Page segmentation data:
==========
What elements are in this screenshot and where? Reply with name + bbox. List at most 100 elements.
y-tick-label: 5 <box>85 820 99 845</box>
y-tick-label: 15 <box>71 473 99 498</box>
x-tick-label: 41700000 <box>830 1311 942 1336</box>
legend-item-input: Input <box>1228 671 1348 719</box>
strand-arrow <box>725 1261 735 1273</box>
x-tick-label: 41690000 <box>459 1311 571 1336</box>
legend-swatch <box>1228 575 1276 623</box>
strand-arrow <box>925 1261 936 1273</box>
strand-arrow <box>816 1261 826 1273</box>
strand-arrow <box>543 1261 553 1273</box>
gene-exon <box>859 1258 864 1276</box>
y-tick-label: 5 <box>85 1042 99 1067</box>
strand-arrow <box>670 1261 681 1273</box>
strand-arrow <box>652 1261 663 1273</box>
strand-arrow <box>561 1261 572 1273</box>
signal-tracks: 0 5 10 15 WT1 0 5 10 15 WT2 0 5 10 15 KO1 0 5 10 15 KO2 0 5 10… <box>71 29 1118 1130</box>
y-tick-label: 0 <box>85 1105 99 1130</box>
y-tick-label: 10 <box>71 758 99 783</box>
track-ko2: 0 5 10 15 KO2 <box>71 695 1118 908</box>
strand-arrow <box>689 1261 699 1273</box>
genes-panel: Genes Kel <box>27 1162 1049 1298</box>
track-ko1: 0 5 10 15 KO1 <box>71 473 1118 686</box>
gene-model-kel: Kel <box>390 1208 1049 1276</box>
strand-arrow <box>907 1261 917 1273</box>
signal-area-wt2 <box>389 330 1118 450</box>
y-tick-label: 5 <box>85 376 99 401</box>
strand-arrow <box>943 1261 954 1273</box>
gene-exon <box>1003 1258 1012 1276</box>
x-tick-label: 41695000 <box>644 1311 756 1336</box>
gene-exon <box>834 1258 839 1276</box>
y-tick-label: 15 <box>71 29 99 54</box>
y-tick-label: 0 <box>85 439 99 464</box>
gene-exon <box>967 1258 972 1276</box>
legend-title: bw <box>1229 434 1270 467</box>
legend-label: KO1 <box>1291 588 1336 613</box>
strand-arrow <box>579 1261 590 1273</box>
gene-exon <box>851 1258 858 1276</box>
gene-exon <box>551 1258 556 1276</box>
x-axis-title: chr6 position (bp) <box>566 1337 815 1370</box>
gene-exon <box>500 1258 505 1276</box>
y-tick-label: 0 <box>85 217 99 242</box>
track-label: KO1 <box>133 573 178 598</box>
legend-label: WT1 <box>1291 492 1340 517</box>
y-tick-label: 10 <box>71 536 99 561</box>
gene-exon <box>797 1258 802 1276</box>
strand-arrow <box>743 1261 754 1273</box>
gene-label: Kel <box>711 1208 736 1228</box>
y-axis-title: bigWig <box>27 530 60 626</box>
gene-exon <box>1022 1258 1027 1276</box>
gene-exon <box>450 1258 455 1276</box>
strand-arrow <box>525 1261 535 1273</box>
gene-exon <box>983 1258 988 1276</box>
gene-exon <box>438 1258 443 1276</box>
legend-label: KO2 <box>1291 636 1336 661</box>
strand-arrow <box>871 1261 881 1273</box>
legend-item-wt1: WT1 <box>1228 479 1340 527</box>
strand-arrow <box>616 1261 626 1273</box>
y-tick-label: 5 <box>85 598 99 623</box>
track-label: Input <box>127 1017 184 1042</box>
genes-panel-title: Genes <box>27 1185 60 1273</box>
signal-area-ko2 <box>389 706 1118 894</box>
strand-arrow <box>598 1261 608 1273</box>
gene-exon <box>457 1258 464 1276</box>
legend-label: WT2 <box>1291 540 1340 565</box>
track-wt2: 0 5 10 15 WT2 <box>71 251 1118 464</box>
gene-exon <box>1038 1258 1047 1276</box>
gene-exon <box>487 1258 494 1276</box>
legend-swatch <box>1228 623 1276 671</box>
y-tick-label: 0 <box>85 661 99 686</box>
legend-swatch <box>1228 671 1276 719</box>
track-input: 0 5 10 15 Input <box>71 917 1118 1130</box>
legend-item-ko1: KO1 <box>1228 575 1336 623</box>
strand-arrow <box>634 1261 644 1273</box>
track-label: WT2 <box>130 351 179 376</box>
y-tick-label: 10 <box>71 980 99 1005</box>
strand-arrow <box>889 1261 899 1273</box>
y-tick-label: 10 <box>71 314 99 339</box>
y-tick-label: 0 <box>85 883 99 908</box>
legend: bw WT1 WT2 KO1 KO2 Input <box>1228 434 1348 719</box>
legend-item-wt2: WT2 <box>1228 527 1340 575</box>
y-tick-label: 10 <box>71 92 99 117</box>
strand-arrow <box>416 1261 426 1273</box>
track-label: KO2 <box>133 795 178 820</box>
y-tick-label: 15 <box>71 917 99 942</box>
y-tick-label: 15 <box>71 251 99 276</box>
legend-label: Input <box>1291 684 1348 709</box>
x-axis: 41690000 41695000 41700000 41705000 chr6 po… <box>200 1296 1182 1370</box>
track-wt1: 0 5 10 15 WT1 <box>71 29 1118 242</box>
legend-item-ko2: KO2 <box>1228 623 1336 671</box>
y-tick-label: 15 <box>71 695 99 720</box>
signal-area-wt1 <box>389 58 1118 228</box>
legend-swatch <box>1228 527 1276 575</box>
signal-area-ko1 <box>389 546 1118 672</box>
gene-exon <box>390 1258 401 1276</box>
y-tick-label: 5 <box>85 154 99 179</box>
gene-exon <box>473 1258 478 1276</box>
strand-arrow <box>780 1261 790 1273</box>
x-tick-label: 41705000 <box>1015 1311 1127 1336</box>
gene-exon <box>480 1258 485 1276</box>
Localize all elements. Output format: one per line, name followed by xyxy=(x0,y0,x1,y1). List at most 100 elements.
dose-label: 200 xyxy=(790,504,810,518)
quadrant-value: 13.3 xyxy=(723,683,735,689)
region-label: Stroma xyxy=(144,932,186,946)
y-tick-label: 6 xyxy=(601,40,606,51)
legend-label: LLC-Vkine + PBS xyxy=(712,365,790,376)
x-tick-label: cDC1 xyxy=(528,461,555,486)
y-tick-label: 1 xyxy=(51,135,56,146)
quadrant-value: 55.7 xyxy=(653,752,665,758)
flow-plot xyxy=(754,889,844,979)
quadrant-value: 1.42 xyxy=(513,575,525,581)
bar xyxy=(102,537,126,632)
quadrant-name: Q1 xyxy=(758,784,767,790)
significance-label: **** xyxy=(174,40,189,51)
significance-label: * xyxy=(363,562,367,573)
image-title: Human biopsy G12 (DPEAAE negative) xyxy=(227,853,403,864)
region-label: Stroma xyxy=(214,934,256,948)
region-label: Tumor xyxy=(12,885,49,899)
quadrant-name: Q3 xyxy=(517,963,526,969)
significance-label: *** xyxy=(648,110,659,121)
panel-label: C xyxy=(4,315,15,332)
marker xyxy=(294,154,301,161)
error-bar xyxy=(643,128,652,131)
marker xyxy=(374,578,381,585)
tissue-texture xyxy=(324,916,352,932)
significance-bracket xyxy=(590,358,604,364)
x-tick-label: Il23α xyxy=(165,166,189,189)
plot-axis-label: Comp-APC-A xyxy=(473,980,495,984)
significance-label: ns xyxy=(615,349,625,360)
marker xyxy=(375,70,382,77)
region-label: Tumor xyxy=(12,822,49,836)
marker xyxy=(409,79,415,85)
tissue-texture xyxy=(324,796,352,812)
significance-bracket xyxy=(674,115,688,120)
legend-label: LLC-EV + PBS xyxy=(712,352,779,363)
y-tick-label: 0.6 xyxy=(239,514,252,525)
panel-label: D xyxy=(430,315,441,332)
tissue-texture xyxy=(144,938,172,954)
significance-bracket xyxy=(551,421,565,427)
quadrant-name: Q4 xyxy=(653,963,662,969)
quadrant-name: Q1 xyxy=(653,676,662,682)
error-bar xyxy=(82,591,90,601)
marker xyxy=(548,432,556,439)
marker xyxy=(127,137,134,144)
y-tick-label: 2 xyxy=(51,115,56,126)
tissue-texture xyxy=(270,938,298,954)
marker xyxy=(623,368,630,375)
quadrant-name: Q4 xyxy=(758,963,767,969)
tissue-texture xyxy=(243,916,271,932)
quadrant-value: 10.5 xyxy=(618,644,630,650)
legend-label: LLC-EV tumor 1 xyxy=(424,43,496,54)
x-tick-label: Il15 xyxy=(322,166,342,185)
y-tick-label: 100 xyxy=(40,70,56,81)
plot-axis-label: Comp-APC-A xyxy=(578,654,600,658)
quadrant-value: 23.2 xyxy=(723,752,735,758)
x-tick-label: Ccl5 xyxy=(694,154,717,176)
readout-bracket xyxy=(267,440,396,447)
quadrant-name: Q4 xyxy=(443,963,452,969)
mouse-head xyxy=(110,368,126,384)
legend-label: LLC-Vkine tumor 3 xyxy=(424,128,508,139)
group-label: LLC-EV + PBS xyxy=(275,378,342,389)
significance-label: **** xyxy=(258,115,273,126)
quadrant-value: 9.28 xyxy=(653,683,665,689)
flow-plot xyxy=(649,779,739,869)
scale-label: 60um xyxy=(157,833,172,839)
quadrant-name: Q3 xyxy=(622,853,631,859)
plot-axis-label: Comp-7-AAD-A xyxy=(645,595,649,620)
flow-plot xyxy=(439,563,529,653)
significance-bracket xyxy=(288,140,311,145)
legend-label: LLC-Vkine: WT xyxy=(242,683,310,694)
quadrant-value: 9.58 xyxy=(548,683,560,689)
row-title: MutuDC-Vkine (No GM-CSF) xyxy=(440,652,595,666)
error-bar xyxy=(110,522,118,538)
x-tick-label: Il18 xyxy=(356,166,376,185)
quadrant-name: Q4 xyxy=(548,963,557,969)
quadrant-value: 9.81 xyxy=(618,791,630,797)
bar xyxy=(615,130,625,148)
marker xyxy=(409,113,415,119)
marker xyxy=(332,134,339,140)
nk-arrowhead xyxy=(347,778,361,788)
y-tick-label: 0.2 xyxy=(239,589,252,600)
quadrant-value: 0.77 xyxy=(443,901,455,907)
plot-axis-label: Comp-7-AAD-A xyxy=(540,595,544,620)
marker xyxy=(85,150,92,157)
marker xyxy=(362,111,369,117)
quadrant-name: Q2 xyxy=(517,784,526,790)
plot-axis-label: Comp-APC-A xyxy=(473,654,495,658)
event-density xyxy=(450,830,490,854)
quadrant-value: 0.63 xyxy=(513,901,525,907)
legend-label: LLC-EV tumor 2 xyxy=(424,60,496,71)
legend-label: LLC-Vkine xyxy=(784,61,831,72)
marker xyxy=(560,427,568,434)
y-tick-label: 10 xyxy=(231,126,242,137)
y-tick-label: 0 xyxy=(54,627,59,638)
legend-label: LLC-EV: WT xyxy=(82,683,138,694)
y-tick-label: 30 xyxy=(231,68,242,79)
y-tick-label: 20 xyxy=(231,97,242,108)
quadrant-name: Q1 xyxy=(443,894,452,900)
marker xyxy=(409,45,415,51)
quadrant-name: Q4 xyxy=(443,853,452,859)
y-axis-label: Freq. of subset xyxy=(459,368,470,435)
==========
> _PROMPT_
Tally the lines above containing "texture". Number only.

> _EXPECTED OUTPUT_
5